EXERCISE DETAILS >>
Seek out every line containing the word "Expense", and copy each.

AVAILABLE RECORDS >>
## Begin

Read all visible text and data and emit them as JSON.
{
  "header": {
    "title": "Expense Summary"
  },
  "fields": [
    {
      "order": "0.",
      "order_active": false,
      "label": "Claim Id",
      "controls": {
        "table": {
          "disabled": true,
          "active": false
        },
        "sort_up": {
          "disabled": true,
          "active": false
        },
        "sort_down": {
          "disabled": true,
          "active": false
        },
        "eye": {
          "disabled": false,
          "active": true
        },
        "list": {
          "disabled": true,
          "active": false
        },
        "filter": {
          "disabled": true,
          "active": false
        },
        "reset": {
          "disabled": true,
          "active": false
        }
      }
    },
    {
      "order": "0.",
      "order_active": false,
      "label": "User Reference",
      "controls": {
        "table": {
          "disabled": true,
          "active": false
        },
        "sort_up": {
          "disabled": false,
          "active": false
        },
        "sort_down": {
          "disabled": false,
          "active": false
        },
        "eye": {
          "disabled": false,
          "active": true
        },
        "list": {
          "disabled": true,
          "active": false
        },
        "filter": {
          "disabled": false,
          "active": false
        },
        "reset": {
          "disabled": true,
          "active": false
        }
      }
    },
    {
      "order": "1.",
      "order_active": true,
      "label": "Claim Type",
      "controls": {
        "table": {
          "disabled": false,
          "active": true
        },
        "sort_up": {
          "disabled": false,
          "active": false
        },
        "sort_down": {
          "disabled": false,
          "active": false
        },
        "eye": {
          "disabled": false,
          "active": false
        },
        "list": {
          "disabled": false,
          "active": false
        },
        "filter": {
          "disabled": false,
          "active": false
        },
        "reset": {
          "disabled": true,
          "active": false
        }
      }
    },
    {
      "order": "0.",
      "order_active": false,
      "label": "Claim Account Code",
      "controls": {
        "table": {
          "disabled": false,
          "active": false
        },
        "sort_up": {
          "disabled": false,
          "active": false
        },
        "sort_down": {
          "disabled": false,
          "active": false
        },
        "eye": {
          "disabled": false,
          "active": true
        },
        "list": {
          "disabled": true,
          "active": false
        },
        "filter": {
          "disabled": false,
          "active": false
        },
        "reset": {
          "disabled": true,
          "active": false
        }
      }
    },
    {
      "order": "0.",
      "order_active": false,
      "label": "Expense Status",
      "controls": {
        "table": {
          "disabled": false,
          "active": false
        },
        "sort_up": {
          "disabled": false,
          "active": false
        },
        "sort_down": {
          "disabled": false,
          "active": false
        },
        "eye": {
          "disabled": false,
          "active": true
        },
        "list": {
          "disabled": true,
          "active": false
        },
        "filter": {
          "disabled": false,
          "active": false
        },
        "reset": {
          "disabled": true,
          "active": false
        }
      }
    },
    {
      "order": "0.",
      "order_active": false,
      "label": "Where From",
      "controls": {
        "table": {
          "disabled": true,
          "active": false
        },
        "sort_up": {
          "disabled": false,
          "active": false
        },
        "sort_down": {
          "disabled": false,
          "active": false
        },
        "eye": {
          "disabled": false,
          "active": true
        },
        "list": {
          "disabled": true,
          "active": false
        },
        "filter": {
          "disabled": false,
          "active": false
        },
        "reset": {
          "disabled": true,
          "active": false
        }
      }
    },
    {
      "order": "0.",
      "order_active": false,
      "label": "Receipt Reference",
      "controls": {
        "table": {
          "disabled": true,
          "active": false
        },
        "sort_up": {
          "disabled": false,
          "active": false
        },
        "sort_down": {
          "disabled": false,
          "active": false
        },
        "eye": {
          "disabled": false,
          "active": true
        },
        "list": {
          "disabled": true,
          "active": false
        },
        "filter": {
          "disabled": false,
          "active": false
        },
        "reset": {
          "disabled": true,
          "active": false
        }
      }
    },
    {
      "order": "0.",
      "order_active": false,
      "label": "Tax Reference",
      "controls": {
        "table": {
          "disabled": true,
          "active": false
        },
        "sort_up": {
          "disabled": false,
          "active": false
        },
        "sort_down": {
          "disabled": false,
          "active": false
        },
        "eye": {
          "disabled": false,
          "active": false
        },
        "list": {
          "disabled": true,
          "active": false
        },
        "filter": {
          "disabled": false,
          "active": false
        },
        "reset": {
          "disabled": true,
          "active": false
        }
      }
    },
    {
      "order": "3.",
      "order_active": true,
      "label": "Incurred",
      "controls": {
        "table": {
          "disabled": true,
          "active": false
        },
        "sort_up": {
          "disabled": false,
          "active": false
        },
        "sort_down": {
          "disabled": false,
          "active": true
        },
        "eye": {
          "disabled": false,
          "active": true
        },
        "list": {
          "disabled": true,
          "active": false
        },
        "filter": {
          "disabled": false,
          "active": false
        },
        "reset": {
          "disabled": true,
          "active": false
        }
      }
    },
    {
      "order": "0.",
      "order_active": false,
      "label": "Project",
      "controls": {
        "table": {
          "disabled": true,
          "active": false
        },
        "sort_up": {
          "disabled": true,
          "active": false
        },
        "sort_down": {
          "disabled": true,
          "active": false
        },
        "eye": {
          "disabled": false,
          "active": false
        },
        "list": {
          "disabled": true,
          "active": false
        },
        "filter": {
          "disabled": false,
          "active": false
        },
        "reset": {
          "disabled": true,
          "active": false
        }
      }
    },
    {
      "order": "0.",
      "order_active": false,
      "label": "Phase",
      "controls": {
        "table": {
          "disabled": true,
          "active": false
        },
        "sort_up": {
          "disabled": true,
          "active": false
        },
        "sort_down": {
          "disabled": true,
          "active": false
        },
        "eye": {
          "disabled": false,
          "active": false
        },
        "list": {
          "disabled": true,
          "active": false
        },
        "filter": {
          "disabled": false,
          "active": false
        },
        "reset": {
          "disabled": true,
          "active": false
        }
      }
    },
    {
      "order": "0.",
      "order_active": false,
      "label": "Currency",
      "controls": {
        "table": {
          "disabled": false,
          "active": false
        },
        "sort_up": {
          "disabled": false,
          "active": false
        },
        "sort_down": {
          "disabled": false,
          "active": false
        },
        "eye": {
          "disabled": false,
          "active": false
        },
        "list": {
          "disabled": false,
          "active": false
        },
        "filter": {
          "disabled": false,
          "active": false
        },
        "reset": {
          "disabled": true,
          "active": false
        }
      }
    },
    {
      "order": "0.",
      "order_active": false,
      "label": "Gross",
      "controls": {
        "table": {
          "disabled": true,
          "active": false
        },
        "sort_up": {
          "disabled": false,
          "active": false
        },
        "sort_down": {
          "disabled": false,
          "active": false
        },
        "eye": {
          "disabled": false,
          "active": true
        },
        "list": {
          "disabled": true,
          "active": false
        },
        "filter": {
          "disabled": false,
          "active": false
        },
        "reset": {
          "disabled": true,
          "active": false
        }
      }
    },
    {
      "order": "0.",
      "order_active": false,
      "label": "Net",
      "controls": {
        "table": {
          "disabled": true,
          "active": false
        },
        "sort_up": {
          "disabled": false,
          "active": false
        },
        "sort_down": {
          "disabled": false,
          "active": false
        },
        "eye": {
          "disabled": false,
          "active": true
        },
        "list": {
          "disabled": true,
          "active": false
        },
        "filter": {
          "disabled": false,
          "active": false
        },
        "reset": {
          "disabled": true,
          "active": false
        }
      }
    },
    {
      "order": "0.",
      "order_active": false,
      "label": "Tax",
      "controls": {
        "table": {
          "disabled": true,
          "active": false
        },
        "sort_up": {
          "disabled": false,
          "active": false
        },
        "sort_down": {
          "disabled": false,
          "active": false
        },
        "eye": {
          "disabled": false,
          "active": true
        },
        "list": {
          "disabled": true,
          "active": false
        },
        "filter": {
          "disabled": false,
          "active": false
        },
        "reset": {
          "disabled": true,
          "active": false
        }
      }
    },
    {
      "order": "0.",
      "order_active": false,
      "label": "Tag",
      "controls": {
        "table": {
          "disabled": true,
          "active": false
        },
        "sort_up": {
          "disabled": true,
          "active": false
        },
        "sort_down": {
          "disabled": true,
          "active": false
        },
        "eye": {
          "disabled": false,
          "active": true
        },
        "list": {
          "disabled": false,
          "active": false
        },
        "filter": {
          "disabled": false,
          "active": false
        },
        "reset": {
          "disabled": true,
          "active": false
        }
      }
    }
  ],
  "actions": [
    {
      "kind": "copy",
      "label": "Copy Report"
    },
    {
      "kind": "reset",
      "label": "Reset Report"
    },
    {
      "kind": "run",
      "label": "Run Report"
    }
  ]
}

## End

WORKED ANSWER >>
    "title": "Expense Summary"
      "label": "Expense Status",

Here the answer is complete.